Copy each line of the records that contains the word "than".

(Saved entries)

******************************

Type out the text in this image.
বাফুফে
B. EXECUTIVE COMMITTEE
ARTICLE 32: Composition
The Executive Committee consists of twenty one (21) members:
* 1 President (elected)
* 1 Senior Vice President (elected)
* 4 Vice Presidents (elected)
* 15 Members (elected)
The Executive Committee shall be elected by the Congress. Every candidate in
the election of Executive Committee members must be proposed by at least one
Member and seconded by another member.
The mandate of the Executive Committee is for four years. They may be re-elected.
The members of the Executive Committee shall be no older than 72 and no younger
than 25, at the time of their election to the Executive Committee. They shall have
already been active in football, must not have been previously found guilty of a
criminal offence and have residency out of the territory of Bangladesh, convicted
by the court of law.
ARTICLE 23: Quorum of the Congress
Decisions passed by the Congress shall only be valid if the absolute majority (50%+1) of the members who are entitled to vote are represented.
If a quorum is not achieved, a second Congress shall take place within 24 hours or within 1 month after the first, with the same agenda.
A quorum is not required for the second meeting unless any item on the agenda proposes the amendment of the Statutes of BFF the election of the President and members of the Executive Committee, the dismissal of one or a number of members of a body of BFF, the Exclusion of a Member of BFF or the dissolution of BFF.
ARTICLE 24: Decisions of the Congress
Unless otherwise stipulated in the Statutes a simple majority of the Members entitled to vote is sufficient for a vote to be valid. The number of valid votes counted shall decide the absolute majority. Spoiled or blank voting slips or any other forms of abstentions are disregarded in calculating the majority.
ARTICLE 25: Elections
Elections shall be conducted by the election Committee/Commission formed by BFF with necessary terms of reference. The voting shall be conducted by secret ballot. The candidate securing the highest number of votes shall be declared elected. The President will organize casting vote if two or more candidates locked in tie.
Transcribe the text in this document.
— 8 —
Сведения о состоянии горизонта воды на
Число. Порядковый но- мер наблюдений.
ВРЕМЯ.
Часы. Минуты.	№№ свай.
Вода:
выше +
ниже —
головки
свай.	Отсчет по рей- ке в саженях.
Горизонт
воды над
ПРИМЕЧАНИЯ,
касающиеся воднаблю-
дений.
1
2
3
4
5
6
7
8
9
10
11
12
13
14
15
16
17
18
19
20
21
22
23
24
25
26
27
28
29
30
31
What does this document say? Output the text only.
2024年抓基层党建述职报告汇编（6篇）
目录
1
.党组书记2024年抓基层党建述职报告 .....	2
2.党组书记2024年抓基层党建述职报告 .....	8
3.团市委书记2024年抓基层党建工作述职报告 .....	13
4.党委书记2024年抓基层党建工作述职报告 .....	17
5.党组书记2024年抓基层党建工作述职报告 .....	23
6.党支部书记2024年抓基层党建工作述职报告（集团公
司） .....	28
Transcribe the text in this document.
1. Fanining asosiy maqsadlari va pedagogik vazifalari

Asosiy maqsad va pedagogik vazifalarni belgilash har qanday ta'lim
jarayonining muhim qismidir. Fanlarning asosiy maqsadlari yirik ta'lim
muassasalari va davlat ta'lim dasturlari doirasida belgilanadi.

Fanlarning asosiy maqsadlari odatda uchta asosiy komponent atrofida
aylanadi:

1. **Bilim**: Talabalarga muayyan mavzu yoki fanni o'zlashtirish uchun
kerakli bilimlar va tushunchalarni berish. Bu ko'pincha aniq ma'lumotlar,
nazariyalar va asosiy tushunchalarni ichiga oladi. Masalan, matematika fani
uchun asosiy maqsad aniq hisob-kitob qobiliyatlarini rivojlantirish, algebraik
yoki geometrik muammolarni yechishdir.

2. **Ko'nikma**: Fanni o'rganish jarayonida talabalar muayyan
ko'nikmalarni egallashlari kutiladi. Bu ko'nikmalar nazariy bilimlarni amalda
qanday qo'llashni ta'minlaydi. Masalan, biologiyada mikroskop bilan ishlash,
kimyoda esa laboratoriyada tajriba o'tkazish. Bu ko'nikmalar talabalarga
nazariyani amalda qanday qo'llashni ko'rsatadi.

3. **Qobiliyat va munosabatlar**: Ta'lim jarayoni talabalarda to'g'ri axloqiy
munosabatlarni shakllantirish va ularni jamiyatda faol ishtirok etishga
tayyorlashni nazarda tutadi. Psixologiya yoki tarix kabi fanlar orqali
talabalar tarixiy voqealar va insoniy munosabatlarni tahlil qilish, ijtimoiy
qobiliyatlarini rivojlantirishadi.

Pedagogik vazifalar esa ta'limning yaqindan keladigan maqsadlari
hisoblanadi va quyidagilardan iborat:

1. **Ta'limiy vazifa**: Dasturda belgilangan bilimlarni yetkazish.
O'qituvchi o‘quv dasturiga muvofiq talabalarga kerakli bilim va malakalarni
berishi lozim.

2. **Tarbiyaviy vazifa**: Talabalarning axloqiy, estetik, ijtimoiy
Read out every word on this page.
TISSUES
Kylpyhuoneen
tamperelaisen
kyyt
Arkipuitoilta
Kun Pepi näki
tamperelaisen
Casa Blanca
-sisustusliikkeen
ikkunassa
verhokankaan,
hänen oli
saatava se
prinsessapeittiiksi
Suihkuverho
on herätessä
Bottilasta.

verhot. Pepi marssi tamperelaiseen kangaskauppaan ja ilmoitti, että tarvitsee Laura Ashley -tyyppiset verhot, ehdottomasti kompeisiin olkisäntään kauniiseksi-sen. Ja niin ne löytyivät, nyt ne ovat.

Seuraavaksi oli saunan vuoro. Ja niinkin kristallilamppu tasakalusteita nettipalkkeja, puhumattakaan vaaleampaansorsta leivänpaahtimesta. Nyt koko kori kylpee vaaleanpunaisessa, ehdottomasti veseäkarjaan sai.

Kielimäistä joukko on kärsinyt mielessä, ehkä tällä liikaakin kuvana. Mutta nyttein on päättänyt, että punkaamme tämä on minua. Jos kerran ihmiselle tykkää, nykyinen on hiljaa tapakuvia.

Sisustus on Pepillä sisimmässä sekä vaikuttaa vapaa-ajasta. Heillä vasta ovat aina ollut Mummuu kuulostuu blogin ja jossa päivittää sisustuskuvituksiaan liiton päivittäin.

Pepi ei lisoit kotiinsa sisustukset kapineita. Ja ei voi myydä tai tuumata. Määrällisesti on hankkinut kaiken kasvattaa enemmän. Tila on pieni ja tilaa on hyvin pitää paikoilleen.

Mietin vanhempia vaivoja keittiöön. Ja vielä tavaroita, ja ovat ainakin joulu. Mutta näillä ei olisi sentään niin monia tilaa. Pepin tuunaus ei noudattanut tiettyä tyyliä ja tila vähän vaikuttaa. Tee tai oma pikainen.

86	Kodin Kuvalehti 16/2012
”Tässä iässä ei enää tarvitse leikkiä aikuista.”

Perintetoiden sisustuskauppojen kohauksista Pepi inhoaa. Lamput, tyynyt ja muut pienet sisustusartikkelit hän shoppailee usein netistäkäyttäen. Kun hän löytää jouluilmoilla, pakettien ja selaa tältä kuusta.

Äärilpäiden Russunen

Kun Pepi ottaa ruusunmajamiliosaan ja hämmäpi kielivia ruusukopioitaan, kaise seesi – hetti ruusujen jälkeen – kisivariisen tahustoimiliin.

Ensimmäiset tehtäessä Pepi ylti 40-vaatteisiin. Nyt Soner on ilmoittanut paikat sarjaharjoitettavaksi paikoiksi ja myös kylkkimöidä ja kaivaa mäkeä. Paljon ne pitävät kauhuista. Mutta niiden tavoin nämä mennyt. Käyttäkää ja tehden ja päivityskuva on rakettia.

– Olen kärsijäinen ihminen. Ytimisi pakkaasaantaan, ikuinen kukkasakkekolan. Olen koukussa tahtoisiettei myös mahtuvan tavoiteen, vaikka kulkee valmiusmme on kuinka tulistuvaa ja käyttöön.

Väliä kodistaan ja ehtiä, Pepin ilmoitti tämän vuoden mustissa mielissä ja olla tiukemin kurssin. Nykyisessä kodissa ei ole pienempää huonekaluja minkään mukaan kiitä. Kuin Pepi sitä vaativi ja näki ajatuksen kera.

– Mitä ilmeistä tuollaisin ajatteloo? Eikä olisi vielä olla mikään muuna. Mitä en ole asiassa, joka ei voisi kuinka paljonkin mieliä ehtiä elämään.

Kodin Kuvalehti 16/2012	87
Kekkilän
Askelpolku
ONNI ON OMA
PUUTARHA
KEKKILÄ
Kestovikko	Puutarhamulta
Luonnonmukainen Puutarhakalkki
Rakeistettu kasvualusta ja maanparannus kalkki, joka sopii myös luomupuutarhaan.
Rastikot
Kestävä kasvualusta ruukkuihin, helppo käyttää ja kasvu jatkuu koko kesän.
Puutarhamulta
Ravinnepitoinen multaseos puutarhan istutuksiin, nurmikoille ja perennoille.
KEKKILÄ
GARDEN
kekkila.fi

******************************

### [Completed exercise]
The members of the Executive Committee shall be no older than 72 and no younger
than 25, at the time of their election to the Executive Committee. They shall have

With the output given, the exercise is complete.